> What you are asked to do: Each line of the listing must be transcribed exactly, except for the images, which should be excluded.

Dataset entries:
####

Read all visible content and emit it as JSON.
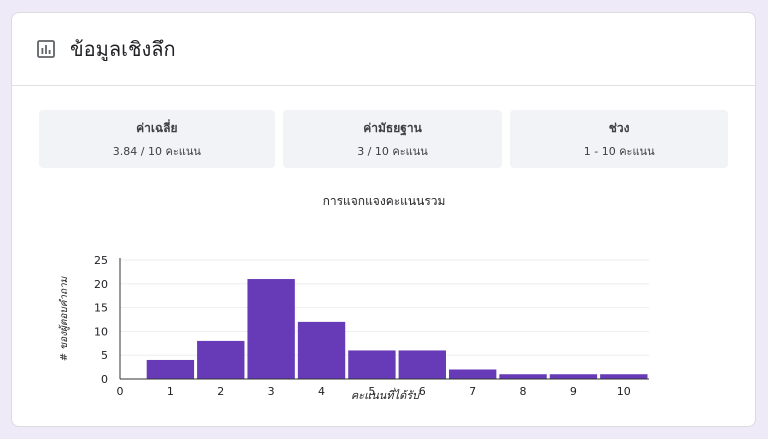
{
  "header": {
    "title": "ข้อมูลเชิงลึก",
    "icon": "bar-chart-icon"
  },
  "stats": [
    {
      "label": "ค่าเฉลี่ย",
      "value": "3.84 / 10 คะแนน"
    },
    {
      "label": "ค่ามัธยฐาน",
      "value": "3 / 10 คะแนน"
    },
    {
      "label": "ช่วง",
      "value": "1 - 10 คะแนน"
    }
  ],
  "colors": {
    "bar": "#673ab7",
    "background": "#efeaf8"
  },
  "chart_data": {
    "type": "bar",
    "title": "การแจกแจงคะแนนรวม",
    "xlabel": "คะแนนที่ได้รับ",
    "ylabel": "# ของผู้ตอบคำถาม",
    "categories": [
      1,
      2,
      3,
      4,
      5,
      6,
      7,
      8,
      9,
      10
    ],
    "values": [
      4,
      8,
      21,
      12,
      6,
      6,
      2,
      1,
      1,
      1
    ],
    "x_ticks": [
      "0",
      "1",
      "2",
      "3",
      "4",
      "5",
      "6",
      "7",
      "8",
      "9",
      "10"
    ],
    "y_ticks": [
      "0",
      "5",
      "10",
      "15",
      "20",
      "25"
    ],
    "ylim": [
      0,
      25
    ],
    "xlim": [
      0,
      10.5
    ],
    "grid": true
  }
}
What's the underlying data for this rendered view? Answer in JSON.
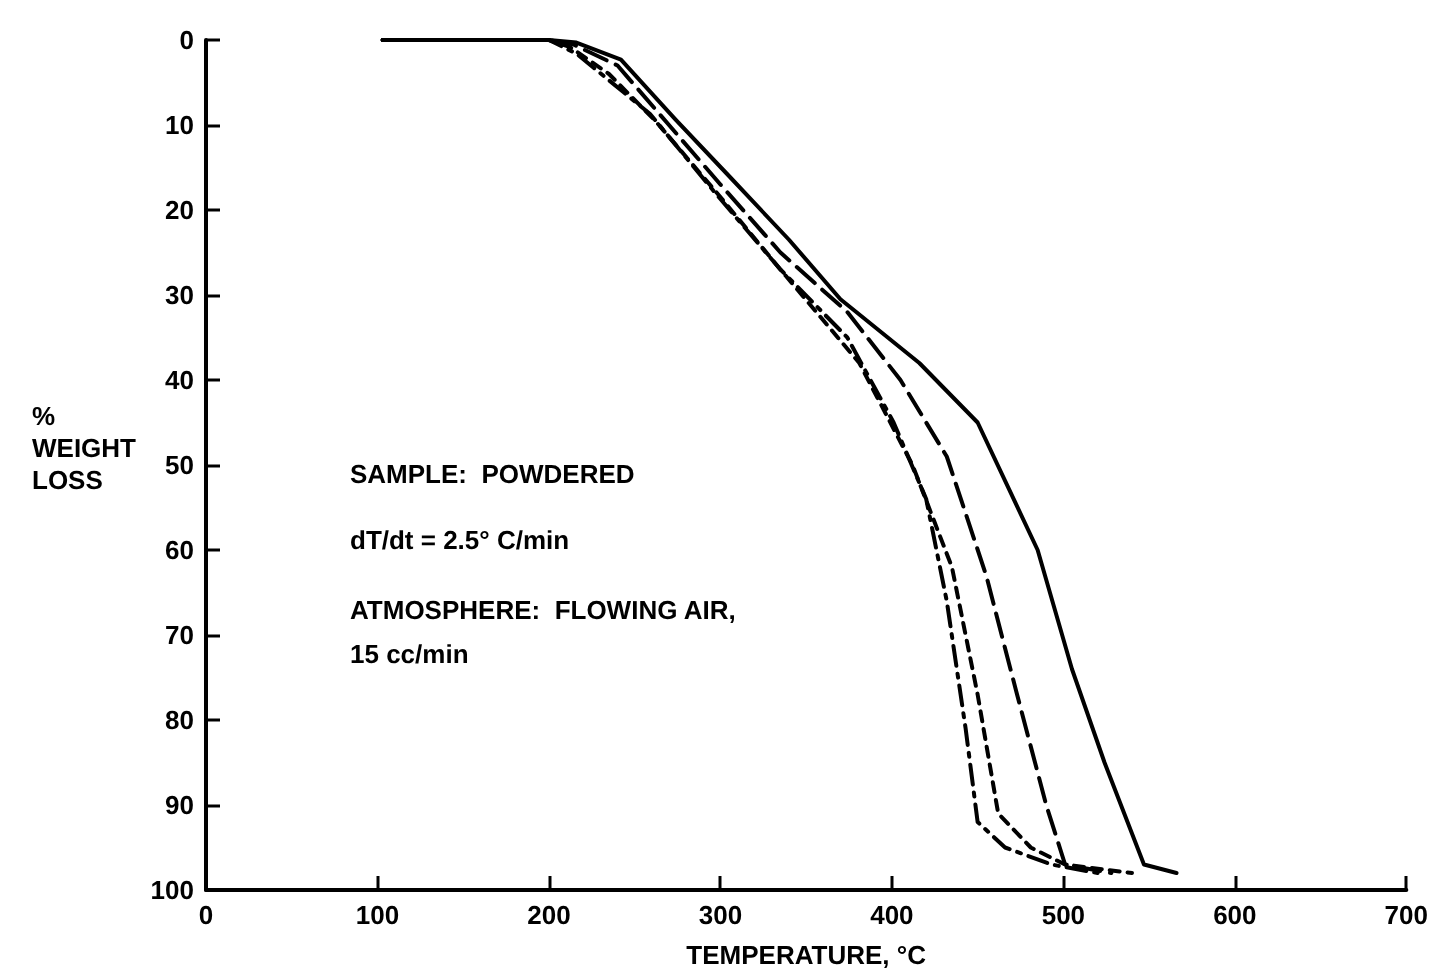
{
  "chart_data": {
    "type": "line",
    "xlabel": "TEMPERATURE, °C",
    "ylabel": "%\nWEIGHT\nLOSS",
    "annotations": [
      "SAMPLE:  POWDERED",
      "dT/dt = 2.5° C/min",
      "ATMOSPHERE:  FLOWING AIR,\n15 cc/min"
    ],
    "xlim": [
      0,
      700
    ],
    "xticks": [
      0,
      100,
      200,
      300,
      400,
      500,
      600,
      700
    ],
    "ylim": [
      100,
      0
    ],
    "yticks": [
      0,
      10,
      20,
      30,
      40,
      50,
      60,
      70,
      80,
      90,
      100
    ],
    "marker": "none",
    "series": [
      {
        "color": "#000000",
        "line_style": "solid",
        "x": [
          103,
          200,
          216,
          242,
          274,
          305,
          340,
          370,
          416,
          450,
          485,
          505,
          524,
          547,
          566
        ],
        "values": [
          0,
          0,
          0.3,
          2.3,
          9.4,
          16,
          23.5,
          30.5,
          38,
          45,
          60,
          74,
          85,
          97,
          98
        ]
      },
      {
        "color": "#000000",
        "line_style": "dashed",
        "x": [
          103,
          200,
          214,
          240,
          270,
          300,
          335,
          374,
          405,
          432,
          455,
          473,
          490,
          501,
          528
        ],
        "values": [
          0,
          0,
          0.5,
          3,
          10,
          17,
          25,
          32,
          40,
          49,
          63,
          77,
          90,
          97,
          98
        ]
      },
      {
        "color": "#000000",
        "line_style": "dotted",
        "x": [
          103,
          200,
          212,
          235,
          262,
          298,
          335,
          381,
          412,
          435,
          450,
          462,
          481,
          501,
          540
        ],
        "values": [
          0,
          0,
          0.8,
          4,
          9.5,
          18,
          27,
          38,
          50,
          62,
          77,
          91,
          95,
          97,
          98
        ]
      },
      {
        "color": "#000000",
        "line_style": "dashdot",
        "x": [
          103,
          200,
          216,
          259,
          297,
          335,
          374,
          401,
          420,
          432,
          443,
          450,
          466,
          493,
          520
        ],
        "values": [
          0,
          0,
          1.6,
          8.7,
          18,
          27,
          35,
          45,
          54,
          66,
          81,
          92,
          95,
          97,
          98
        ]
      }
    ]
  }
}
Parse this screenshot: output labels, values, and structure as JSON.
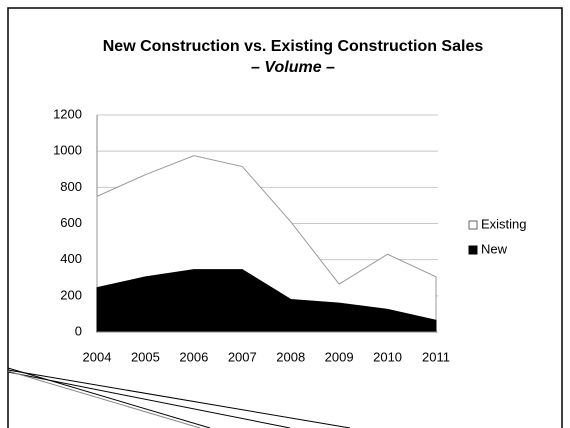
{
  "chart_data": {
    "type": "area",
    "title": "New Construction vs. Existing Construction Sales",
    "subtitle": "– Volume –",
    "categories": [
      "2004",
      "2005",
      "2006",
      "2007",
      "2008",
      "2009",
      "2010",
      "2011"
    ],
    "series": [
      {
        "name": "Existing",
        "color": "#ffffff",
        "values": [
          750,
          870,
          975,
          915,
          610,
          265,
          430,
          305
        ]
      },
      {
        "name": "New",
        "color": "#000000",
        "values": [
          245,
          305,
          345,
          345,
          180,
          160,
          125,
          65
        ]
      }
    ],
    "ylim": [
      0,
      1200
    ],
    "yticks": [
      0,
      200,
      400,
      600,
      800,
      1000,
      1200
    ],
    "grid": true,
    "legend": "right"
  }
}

####

> Written solution:
Read all visible content and emit it as JSON.
{
  "header": {
    "title": "ข้อมูลเชิงลึก",
    "icon": "bar-chart-icon"
  },
  "stats": [
    {
      "label": "ค่าเฉลี่ย",
      "value": "3.84 / 10 คะแนน"
    },
    {
      "label": "ค่ามัธยฐาน",
      "value": "3 / 10 คะแนน"
    },
    {
      "label": "ช่วง",
      "value": "1 - 10 คะแนน"
    }
  ],
  "colors": {
    "bar": "#673ab7",
    "background": "#efeaf8"
  },
  "chart_data": {
    "type": "bar",
    "title": "การแจกแจงคะแนนรวม",
    "xlabel": "คะแนนที่ได้รับ",
    "ylabel": "# ของผู้ตอบคำถาม",
    "categories": [
      1,
      2,
      3,
      4,
      5,
      6,
      7,
      8,
      9,
      10
    ],
    "values": [
      4,
      8,
      21,
      12,
      6,
      6,
      2,
      1,
      1,
      1
    ],
    "x_ticks": [
      "0",
      "1",
      "2",
      "3",
      "4",
      "5",
      "6",
      "7",
      "8",
      "9",
      "10"
    ],
    "y_ticks": [
      "0",
      "5",
      "10",
      "15",
      "20",
      "25"
    ],
    "ylim": [
      0,
      25
    ],
    "xlim": [
      0,
      10.5
    ],
    "grid": true
  }
}
What's the underlying data for this rendered view? Answer in JSON.
{
  "chart_data": {
    "type": "line",
    "xlabel": "TEMPERATURE, °C",
    "ylabel": "%\nWEIGHT\nLOSS",
    "annotations": [
      "SAMPLE:  POWDERED",
      "dT/dt = 2.5° C/min",
      "ATMOSPHERE:  FLOWING AIR,\n15 cc/min"
    ],
    "xlim": [
      0,
      700
    ],
    "xticks": [
      0,
      100,
      200,
      300,
      400,
      500,
      600,
      700
    ],
    "ylim": [
      100,
      0
    ],
    "yticks": [
      0,
      10,
      20,
      30,
      40,
      50,
      60,
      70,
      80,
      90,
      100
    ],
    "marker": "none",
    "series": [
      {
        "color": "#000000",
        "line_style": "solid",
        "x": [
          103,
          200,
          216,
          242,
          274,
          305,
          340,
          370,
          416,
          450,
          485,
          505,
          524,
          547,
          566
        ],
        "values": [
          0,
          0,
          0.3,
          2.3,
          9.4,
          16,
          23.5,
          30.5,
          38,
          45,
          60,
          74,
          85,
          97,
          98
        ]
      },
      {
        "color": "#000000",
        "line_style": "dashed",
        "x": [
          103,
          200,
          214,
          240,
          270,
          300,
          335,
          374,
          405,
          432,
          455,
          473,
          490,
          501,
          528
        ],
        "values": [
          0,
          0,
          0.5,
          3,
          10,
          17,
          25,
          32,
          40,
          49,
          63,
          77,
          90,
          97,
          98
        ]
      },
      {
        "color": "#000000",
        "line_style": "dotted",
        "x": [
          103,
          200,
          212,
          235,
          262,
          298,
          335,
          381,
          412,
          435,
          450,
          462,
          481,
          501,
          540
        ],
        "values": [
          0,
          0,
          0.8,
          4,
          9.5,
          18,
          27,
          38,
          50,
          62,
          77,
          91,
          95,
          97,
          98
        ]
      },
      {
        "color": "#000000",
        "line_style": "dashdot",
        "x": [
          103,
          200,
          216,
          259,
          297,
          335,
          374,
          401,
          420,
          432,
          443,
          450,
          466,
          493,
          520
        ],
        "values": [
          0,
          0,
          1.6,
          8.7,
          18,
          27,
          35,
          45,
          54,
          66,
          81,
          92,
          95,
          97,
          98
        ]
      }
    ]
  }
}
Parse this screenshot: output labels, values, and structure as JSON.
{
  "chart_data": {
    "type": "area",
    "title": "New Construction vs. Existing Construction Sales",
    "subtitle": "– Volume –",
    "categories": [
      "2004",
      "2005",
      "2006",
      "2007",
      "2008",
      "2009",
      "2010",
      "2011"
    ],
    "series": [
      {
        "name": "Existing",
        "color": "#ffffff",
        "values": [
          750,
          870,
          975,
          915,
          610,
          265,
          430,
          305
        ]
      },
      {
        "name": "New",
        "color": "#000000",
        "values": [
          245,
          305,
          345,
          345,
          180,
          160,
          125,
          65
        ]
      }
    ],
    "ylim": [
      0,
      1200
    ],
    "yticks": [
      0,
      200,
      400,
      600,
      800,
      1000,
      1200
    ],
    "grid": true,
    "legend": "right"
  }
}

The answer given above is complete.